- DESCRIPTION OF THE TASK
Give every line below again, exactly.

########

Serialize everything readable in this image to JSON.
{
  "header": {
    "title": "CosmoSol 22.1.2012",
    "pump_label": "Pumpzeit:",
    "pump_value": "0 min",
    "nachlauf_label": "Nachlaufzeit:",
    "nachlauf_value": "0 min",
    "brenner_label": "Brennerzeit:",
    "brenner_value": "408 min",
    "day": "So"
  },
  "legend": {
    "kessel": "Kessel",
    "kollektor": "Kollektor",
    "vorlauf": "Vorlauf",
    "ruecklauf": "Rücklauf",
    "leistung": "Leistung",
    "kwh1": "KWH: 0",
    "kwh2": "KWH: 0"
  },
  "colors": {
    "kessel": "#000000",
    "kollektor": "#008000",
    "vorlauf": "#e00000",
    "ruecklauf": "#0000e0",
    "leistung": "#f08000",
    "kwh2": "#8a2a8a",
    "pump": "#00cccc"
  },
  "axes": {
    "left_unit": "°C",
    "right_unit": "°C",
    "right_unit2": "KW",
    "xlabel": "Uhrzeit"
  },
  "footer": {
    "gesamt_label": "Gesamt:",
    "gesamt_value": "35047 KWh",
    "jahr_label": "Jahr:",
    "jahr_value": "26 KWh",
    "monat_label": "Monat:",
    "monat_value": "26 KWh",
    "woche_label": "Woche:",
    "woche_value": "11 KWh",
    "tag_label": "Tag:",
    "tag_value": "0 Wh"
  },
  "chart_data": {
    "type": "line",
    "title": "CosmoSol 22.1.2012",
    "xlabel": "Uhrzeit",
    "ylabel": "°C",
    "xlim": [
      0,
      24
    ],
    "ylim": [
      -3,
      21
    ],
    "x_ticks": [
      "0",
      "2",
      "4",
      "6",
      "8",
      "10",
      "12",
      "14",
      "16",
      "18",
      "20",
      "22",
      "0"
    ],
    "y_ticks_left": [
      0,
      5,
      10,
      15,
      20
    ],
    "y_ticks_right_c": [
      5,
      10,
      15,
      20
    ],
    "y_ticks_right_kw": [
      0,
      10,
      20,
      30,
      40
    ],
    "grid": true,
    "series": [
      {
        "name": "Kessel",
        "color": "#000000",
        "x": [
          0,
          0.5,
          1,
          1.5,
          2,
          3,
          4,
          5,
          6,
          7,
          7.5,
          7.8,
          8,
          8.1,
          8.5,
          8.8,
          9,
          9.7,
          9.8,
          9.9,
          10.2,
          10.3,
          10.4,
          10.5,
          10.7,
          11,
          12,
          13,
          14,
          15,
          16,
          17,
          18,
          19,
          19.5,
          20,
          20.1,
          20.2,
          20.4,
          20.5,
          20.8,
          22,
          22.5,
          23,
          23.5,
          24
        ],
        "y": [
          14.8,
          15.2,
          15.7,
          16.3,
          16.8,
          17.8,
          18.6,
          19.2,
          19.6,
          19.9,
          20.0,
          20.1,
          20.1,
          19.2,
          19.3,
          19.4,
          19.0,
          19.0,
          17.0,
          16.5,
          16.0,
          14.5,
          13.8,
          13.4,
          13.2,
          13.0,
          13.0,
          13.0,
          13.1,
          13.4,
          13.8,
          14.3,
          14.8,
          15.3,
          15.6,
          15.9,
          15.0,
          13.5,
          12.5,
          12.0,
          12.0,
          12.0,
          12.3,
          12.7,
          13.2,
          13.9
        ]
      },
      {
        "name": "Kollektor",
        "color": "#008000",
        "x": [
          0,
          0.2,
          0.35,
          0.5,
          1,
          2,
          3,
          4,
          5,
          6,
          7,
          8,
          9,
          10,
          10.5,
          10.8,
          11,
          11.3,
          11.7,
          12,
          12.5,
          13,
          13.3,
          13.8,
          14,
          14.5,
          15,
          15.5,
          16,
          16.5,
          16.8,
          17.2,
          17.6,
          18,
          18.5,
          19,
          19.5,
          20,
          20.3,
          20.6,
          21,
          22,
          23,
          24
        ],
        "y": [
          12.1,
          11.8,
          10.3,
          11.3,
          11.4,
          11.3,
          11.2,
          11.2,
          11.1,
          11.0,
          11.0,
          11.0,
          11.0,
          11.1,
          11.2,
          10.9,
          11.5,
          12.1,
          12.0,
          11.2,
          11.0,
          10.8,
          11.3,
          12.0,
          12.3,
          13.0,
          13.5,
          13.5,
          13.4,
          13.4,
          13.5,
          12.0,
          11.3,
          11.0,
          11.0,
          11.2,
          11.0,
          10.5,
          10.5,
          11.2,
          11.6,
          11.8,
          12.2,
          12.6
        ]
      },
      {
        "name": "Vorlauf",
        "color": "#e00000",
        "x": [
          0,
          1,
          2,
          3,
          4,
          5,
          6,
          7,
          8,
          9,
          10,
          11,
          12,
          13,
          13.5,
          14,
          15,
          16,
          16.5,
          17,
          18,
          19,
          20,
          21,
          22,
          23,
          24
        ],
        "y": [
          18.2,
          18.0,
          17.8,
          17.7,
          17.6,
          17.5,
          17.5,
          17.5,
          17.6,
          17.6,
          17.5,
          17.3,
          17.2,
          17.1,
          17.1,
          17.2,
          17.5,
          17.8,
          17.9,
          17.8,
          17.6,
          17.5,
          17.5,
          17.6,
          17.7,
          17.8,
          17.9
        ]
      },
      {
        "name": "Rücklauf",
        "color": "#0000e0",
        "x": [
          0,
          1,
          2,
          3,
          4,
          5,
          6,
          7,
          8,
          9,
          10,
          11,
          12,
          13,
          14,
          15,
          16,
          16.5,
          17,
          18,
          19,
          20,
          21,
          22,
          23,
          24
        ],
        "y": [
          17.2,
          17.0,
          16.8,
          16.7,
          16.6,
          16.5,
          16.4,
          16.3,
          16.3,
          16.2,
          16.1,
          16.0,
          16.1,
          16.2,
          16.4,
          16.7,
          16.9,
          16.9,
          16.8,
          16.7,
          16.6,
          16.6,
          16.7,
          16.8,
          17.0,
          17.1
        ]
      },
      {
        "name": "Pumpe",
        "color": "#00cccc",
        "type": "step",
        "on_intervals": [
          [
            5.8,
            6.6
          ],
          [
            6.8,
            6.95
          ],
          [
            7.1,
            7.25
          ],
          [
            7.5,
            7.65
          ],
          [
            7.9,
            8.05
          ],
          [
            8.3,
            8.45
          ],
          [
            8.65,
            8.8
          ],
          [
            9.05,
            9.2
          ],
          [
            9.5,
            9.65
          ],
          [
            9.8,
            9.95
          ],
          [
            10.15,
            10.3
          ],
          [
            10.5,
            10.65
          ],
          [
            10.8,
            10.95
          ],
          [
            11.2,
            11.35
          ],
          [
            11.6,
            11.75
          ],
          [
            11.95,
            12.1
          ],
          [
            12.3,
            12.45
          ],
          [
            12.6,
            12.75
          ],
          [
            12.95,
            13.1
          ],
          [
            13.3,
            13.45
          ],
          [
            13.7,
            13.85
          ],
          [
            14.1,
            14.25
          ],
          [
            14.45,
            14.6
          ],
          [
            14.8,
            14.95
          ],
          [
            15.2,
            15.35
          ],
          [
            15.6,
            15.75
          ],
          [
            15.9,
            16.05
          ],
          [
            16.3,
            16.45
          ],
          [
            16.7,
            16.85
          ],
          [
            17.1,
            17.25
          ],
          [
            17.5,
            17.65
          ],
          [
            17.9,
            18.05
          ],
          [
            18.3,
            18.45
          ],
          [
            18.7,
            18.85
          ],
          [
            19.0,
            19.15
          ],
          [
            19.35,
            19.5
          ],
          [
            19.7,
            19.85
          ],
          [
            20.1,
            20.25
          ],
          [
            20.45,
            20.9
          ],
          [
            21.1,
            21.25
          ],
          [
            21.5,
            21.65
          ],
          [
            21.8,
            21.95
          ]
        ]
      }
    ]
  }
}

########

- ANSWER TO THIS EXERCISE
Serialize everything readable in this image to JSON.
{
  "header": {
    "title": "CosmoSol 22.1.2012",
    "pump_label": "Pumpzeit:",
    "pump_value": "0 min",
    "nachlauf_label": "Nachlaufzeit:",
    "nachlauf_value": "0 min",
    "brenner_label": "Brennerzeit:",
    "brenner_value": "408 min",
    "day": "So"
  },
  "legend": {
    "kessel": "Kessel",
    "kollektor": "Kollektor",
    "vorlauf": "Vorlauf",
    "ruecklauf": "Rücklauf",
    "leistung": "Leistung",
    "kwh1": "KWH: 0",
    "kwh2": "KWH: 0"
  },
  "colors": {
    "kessel": "#000000",
    "kollektor": "#008000",
    "vorlauf": "#e00000",
    "ruecklauf": "#0000e0",
    "leistung": "#f08000",
    "kwh2": "#8a2a8a",
    "pump": "#00cccc"
  },
  "axes": {
    "left_unit": "°C",
    "right_unit": "°C",
    "right_unit2": "KW",
    "xlabel": "Uhrzeit"
  },
  "footer": {
    "gesamt_label": "Gesamt:",
    "gesamt_value": "35047 KWh",
    "jahr_label": "Jahr:",
    "jahr_value": "26 KWh",
    "monat_label": "Monat:",
    "monat_value": "26 KWh",
    "woche_label": "Woche:",
    "woche_value": "11 KWh",
    "tag_label": "Tag:",
    "tag_value": "0 Wh"
  },
  "chart_data": {
    "type": "line",
    "title": "CosmoSol 22.1.2012",
    "xlabel": "Uhrzeit",
    "ylabel": "°C",
    "xlim": [
      0,
      24
    ],
    "ylim": [
      -3,
      21
    ],
    "x_ticks": [
      "0",
      "2",
      "4",
      "6",
      "8",
      "10",
      "12",
      "14",
      "16",
      "18",
      "20",
      "22",
      "0"
    ],
    "y_ticks_left": [
      0,
      5,
      10,
      15,
      20
    ],
    "y_ticks_right_c": [
      5,
      10,
      15,
      20
    ],
    "y_ticks_right_kw": [
      0,
      10,
      20,
      30,
      40
    ],
    "grid": true,
    "series": [
      {
        "name": "Kessel",
        "color": "#000000",
        "x": [
          0,
          0.5,
          1,
          1.5,
          2,
          3,
          4,
          5,
          6,
          7,
          7.5,
          7.8,
          8,
          8.1,
          8.5,
          8.8,
          9,
          9.7,
          9.8,
          9.9,
          10.2,
          10.3,
          10.4,
          10.5,
          10.7,
          11,
          12,
          13,
          14,
          15,
          16,
          17,
          18,
          19,
          19.5,
          20,
          20.1,
          20.2,
          20.4,
          20.5,
          20.8,
          22,
          22.5,
          23,
          23.5,
          24
        ],
        "y": [
          14.8,
          15.2,
          15.7,
          16.3,
          16.8,
          17.8,
          18.6,
          19.2,
          19.6,
          19.9,
          20.0,
          20.1,
          20.1,
          19.2,
          19.3,
          19.4,
          19.0,
          19.0,
          17.0,
          16.5,
          16.0,
          14.5,
          13.8,
          13.4,
          13.2,
          13.0,
          13.0,
          13.0,
          13.1,
          13.4,
          13.8,
          14.3,
          14.8,
          15.3,
          15.6,
          15.9,
          15.0,
          13.5,
          12.5,
          12.0,
          12.0,
          12.0,
          12.3,
          12.7,
          13.2,
          13.9
        ]
      },
      {
        "name": "Kollektor",
        "color": "#008000",
        "x": [
          0,
          0.2,
          0.35,
          0.5,
          1,
          2,
          3,
          4,
          5,
          6,
          7,
          8,
          9,
          10,
          10.5,
          10.8,
          11,
          11.3,
          11.7,
          12,
          12.5,
          13,
          13.3,
          13.8,
          14,
          14.5,
          15,
          15.5,
          16,
          16.5,
          16.8,
          17.2,
          17.6,
          18,
          18.5,
          19,
          19.5,
          20,
          20.3,
          20.6,
          21,
          22,
          23,
          24
        ],
        "y": [
          12.1,
          11.8,
          10.3,
          11.3,
          11.4,
          11.3,
          11.2,
          11.2,
          11.1,
          11.0,
          11.0,
          11.0,
          11.0,
          11.1,
          11.2,
          10.9,
          11.5,
          12.1,
          12.0,
          11.2,
          11.0,
          10.8,
          11.3,
          12.0,
          12.3,
          13.0,
          13.5,
          13.5,
          13.4,
          13.4,
          13.5,
          12.0,
          11.3,
          11.0,
          11.0,
          11.2,
          11.0,
          10.5,
          10.5,
          11.2,
          11.6,
          11.8,
          12.2,
          12.6
        ]
      },
      {
        "name": "Vorlauf",
        "color": "#e00000",
        "x": [
          0,
          1,
          2,
          3,
          4,
          5,
          6,
          7,
          8,
          9,
          10,
          11,
          12,
          13,
          13.5,
          14,
          15,
          16,
          16.5,
          17,
          18,
          19,
          20,
          21,
          22,
          23,
          24
        ],
        "y": [
          18.2,
          18.0,
          17.8,
          17.7,
          17.6,
          17.5,
          17.5,
          17.5,
          17.6,
          17.6,
          17.5,
          17.3,
          17.2,
          17.1,
          17.1,
          17.2,
          17.5,
          17.8,
          17.9,
          17.8,
          17.6,
          17.5,
          17.5,
          17.6,
          17.7,
          17.8,
          17.9
        ]
      },
      {
        "name": "Rücklauf",
        "color": "#0000e0",
        "x": [
          0,
          1,
          2,
          3,
          4,
          5,
          6,
          7,
          8,
          9,
          10,
          11,
          12,
          13,
          14,
          15,
          16,
          16.5,
          17,
          18,
          19,
          20,
          21,
          22,
          23,
          24
        ],
        "y": [
          17.2,
          17.0,
          16.8,
          16.7,
          16.6,
          16.5,
          16.4,
          16.3,
          16.3,
          16.2,
          16.1,
          16.0,
          16.1,
          16.2,
          16.4,
          16.7,
          16.9,
          16.9,
          16.8,
          16.7,
          16.6,
          16.6,
          16.7,
          16.8,
          17.0,
          17.1
        ]
      },
      {
        "name": "Pumpe",
        "color": "#00cccc",
        "type": "step",
        "on_intervals": [
          [
            5.8,
            6.6
          ],
          [
            6.8,
            6.95
          ],
          [
            7.1,
            7.25
          ],
          [
            7.5,
            7.65
          ],
          [
            7.9,
            8.05
          ],
          [
            8.3,
            8.45
          ],
          [
            8.65,
            8.8
          ],
          [
            9.05,
            9.2
          ],
          [
            9.5,
            9.65
          ],
          [
            9.8,
            9.95
          ],
          [
            10.15,
            10.3
          ],
          [
            10.5,
            10.65
          ],
          [
            10.8,
            10.95
          ],
          [
            11.2,
            11.35
          ],
          [
            11.6,
            11.75
          ],
          [
            11.95,
            12.1
          ],
          [
            12.3,
            12.45
          ],
          [
            12.6,
            12.75
          ],
          [
            12.95,
            13.1
          ],
          [
            13.3,
            13.45
          ],
          [
            13.7,
            13.85
          ],
          [
            14.1,
            14.25
          ],
          [
            14.45,
            14.6
          ],
          [
            14.8,
            14.95
          ],
          [
            15.2,
            15.35
          ],
          [
            15.6,
            15.75
          ],
          [
            15.9,
            16.05
          ],
          [
            16.3,
            16.45
          ],
          [
            16.7,
            16.85
          ],
          [
            17.1,
            17.25
          ],
          [
            17.5,
            17.65
          ],
          [
            17.9,
            18.05
          ],
          [
            18.3,
            18.45
          ],
          [
            18.7,
            18.85
          ],
          [
            19.0,
            19.15
          ],
          [
            19.35,
            19.5
          ],
          [
            19.7,
            19.85
          ],
          [
            20.1,
            20.25
          ],
          [
            20.45,
            20.9
          ],
          [
            21.1,
            21.25
          ],
          [
            21.5,
            21.65
          ],
          [
            21.8,
            21.95
          ]
        ]
      }
    ]
  }
}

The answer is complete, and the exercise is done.